[Stored records]
-- BEGIN --

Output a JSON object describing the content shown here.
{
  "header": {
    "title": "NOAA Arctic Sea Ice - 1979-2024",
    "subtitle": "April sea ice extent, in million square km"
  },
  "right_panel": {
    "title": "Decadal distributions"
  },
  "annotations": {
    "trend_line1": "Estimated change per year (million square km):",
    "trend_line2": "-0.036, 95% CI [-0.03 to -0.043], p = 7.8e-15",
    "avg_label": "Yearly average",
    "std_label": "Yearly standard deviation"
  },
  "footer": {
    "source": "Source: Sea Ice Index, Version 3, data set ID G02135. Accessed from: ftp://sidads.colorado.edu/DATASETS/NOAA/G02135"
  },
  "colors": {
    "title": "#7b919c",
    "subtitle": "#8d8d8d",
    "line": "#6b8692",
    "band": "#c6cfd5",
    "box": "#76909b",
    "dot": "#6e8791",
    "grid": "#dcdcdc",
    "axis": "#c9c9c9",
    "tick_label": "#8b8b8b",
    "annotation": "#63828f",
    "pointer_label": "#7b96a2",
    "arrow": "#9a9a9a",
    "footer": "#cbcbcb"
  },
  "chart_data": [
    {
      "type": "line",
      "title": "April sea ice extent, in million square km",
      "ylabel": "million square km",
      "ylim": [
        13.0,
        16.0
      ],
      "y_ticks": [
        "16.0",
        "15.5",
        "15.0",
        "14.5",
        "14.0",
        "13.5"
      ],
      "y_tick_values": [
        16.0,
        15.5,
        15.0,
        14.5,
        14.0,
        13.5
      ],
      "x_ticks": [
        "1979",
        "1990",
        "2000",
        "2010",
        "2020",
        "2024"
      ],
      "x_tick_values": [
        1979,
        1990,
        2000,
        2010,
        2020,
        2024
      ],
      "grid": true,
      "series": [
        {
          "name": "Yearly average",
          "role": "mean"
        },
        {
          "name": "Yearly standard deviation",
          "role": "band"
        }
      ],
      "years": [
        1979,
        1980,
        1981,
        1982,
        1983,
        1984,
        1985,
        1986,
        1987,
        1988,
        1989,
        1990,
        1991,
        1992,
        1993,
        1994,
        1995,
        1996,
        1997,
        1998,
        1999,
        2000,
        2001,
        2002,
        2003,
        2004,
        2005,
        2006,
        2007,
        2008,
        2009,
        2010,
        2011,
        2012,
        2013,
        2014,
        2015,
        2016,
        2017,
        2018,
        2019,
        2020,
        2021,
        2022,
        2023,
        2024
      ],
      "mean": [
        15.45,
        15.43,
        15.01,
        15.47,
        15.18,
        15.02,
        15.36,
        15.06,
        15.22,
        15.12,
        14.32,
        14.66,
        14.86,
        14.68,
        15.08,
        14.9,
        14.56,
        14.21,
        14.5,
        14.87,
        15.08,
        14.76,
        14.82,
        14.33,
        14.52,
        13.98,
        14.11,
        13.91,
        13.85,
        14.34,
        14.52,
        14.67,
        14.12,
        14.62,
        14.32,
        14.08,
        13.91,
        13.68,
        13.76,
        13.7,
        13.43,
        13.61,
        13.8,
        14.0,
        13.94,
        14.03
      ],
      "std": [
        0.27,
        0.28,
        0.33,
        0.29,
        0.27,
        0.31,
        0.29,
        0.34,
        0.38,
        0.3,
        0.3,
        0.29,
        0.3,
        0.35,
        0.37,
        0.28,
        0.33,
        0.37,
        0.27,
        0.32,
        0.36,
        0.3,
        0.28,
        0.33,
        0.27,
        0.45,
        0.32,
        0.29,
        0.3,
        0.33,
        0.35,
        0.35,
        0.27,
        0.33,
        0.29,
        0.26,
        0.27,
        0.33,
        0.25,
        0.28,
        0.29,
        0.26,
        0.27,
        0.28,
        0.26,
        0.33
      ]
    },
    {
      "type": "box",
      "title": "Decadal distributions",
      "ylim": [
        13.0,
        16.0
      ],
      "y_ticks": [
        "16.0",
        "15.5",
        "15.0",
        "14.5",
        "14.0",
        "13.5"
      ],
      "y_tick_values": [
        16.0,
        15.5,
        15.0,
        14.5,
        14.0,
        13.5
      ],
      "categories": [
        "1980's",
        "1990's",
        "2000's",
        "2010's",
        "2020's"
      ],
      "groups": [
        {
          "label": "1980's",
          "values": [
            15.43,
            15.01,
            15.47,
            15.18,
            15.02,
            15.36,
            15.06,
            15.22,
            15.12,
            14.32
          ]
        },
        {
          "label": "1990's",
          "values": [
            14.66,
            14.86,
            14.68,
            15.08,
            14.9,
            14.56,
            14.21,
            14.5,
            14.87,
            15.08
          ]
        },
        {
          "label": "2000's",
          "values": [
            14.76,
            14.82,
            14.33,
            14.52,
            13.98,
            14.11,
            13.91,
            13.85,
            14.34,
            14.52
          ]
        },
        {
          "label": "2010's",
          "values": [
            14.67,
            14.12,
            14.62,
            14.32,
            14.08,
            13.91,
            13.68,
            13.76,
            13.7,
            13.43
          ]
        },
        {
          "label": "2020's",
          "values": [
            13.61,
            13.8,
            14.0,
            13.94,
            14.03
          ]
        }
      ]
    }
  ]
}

-- END --

** Aim **
Output the listing above word for word.

** Answer below **
Output a JSON object describing the content shown here.
{
  "header": {
    "title": "NOAA Arctic Sea Ice - 1979-2024",
    "subtitle": "April sea ice extent, in million square km"
  },
  "right_panel": {
    "title": "Decadal distributions"
  },
  "annotations": {
    "trend_line1": "Estimated change per year (million square km):",
    "trend_line2": "-0.036, 95% CI [-0.03 to -0.043], p = 7.8e-15",
    "avg_label": "Yearly average",
    "std_label": "Yearly standard deviation"
  },
  "footer": {
    "source": "Source: Sea Ice Index, Version 3, data set ID G02135. Accessed from: ftp://sidads.colorado.edu/DATASETS/NOAA/G02135"
  },
  "colors": {
    "title": "#7b919c",
    "subtitle": "#8d8d8d",
    "line": "#6b8692",
    "band": "#c6cfd5",
    "box": "#76909b",
    "dot": "#6e8791",
    "grid": "#dcdcdc",
    "axis": "#c9c9c9",
    "tick_label": "#8b8b8b",
    "annotation": "#63828f",
    "pointer_label": "#7b96a2",
    "arrow": "#9a9a9a",
    "footer": "#cbcbcb"
  },
  "chart_data": [
    {
      "type": "line",
      "title": "April sea ice extent, in million square km",
      "ylabel": "million square km",
      "ylim": [
        13.0,
        16.0
      ],
      "y_ticks": [
        "16.0",
        "15.5",
        "15.0",
        "14.5",
        "14.0",
        "13.5"
      ],
      "y_tick_values": [
        16.0,
        15.5,
        15.0,
        14.5,
        14.0,
        13.5
      ],
      "x_ticks": [
        "1979",
        "1990",
        "2000",
        "2010",
        "2020",
        "2024"
      ],
      "x_tick_values": [
        1979,
        1990,
        2000,
        2010,
        2020,
        2024
      ],
      "grid": true,
      "series": [
        {
          "name": "Yearly average",
          "role": "mean"
        },
        {
          "name": "Yearly standard deviation",
          "role": "band"
        }
      ],
      "years": [
        1979,
        1980,
        1981,
        1982,
        1983,
        1984,
        1985,
        1986,
        1987,
        1988,
        1989,
        1990,
        1991,
        1992,
        1993,
        1994,
        1995,
        1996,
        1997,
        1998,
        1999,
        2000,
        2001,
        2002,
        2003,
        2004,
        2005,
        2006,
        2007,
        2008,
        2009,
        2010,
        2011,
        2012,
        2013,
        2014,
        2015,
        2016,
        2017,
        2018,
        2019,
        2020,
        2021,
        2022,
        2023,
        2024
      ],
      "mean": [
        15.45,
        15.43,
        15.01,
        15.47,
        15.18,
        15.02,
        15.36,
        15.06,
        15.22,
        15.12,
        14.32,
        14.66,
        14.86,
        14.68,
        15.08,
        14.9,
        14.56,
        14.21,
        14.5,
        14.87,
        15.08,
        14.76,
        14.82,
        14.33,
        14.52,
        13.98,
        14.11,
        13.91,
        13.85,
        14.34,
        14.52,
        14.67,
        14.12,
        14.62,
        14.32,
        14.08,
        13.91,
        13.68,
        13.76,
        13.7,
        13.43,
        13.61,
        13.8,
        14.0,
        13.94,
        14.03
      ],
      "std": [
        0.27,
        0.28,
        0.33,
        0.29,
        0.27,
        0.31,
        0.29,
        0.34,
        0.38,
        0.3,
        0.3,
        0.29,
        0.3,
        0.35,
        0.37,
        0.28,
        0.33,
        0.37,
        0.27,
        0.32,
        0.36,
        0.3,
        0.28,
        0.33,
        0.27,
        0.45,
        0.32,
        0.29,
        0.3,
        0.33,
        0.35,
        0.35,
        0.27,
        0.33,
        0.29,
        0.26,
        0.27,
        0.33,
        0.25,
        0.28,
        0.29,
        0.26,
        0.27,
        0.28,
        0.26,
        0.33
      ]
    },
    {
      "type": "box",
      "title": "Decadal distributions",
      "ylim": [
        13.0,
        16.0
      ],
      "y_ticks": [
        "16.0",
        "15.5",
        "15.0",
        "14.5",
        "14.0",
        "13.5"
      ],
      "y_tick_values": [
        16.0,
        15.5,
        15.0,
        14.5,
        14.0,
        13.5
      ],
      "categories": [
        "1980's",
        "1990's",
        "2000's",
        "2010's",
        "2020's"
      ],
      "groups": [
        {
          "label": "1980's",
          "values": [
            15.43,
            15.01,
            15.47,
            15.18,
            15.02,
            15.36,
            15.06,
            15.22,
            15.12,
            14.32
          ]
        },
        {
          "label": "1990's",
          "values": [
            14.66,
            14.86,
            14.68,
            15.08,
            14.9,
            14.56,
            14.21,
            14.5,
            14.87,
            15.08
          ]
        },
        {
          "label": "2000's",
          "values": [
            14.76,
            14.82,
            14.33,
            14.52,
            13.98,
            14.11,
            13.91,
            13.85,
            14.34,
            14.52
          ]
        },
        {
          "label": "2010's",
          "values": [
            14.67,
            14.12,
            14.62,
            14.32,
            14.08,
            13.91,
            13.68,
            13.76,
            13.7,
            13.43
          ]
        },
        {
          "label": "2020's",
          "values": [
            13.61,
            13.8,
            14.0,
            13.94,
            14.03
          ]
        }
      ]
    }
  ]
}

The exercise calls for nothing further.